> Aim of the task
Count the lines containing "mole" in the entries underneath, and state that count without anything else.

> Items from a figure collection
· · · · ·

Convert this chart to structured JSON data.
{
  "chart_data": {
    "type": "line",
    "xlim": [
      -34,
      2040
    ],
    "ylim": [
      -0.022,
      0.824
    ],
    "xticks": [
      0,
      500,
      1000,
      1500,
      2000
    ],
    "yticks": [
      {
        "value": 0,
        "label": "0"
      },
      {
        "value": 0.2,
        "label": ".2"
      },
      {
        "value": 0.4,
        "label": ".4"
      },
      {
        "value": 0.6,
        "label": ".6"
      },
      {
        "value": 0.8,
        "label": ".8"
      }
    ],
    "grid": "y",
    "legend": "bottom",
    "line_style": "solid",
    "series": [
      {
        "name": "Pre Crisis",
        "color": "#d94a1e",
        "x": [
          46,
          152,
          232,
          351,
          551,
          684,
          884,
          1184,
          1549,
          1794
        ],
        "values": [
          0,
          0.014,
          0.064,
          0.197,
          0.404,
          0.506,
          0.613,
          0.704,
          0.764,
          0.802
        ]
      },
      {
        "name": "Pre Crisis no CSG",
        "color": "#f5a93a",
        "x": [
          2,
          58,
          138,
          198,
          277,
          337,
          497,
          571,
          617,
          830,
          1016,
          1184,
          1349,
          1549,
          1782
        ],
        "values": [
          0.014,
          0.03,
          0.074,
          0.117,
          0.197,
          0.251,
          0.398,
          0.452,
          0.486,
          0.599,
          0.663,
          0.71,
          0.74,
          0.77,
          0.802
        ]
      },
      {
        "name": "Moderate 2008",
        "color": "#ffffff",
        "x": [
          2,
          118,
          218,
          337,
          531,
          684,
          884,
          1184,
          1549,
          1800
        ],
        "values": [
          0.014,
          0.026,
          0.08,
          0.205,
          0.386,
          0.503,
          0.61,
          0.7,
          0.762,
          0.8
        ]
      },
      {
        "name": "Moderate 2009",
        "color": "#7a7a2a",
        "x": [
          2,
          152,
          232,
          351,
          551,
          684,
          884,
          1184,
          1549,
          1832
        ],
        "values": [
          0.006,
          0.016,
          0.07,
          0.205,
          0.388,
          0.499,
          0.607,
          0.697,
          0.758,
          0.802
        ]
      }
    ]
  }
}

· · · · ·

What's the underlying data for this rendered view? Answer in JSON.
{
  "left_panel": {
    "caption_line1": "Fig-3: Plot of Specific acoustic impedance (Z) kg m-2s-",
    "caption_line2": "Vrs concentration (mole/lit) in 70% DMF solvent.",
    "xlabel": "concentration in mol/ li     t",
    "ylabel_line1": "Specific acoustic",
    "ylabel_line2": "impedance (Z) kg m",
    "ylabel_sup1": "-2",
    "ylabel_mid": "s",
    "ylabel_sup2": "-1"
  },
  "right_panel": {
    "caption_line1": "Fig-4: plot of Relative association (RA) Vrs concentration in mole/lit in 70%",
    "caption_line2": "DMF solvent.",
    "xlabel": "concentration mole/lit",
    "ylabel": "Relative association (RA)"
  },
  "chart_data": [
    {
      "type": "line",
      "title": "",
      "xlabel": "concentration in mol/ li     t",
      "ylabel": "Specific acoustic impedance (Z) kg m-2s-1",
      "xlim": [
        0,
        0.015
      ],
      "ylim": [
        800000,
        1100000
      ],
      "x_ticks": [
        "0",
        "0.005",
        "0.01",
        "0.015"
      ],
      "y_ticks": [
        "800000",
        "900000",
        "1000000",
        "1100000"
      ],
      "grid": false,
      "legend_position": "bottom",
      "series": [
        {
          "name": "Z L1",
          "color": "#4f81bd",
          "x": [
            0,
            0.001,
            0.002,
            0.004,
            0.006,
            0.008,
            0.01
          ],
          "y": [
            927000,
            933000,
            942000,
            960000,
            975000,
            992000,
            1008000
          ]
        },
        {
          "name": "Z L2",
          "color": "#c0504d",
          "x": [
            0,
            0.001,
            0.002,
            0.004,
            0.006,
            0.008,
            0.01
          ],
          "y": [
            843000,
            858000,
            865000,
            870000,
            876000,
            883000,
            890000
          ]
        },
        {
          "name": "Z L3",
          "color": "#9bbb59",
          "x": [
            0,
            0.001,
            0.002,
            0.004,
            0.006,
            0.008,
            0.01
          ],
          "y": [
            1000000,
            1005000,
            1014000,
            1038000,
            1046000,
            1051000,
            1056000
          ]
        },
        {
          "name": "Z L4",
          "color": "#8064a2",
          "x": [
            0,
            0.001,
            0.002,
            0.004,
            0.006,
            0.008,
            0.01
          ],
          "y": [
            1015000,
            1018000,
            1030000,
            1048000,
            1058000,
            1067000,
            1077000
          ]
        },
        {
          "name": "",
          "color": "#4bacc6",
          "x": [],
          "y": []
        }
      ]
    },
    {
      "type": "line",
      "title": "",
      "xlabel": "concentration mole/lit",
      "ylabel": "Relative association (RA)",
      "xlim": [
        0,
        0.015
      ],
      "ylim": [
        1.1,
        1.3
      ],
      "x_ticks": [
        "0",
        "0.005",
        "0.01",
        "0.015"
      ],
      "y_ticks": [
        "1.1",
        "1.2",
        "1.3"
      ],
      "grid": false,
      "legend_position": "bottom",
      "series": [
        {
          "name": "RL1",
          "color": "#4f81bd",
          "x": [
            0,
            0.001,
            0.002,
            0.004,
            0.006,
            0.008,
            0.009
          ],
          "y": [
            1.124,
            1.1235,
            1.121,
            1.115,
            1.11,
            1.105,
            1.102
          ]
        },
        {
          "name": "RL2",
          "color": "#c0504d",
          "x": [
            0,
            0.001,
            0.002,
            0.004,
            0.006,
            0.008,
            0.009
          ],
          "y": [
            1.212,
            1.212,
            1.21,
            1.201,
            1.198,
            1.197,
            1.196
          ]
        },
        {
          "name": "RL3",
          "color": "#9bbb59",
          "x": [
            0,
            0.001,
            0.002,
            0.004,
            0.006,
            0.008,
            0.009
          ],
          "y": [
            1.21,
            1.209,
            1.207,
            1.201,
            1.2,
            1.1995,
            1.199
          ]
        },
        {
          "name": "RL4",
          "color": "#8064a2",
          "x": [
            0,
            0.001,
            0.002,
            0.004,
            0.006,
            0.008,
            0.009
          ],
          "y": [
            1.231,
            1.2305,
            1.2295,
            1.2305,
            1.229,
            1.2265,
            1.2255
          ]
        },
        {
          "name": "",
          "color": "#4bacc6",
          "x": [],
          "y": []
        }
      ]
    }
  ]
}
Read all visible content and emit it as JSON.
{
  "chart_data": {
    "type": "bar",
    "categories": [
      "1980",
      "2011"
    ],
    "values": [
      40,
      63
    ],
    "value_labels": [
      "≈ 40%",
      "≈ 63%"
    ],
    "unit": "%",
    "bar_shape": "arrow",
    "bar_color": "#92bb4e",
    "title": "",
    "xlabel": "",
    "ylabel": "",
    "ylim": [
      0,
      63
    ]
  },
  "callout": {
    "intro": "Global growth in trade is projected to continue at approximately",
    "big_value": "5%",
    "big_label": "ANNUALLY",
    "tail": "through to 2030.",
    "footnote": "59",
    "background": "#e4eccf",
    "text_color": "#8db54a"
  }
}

· · · · ·

> Answer in full
4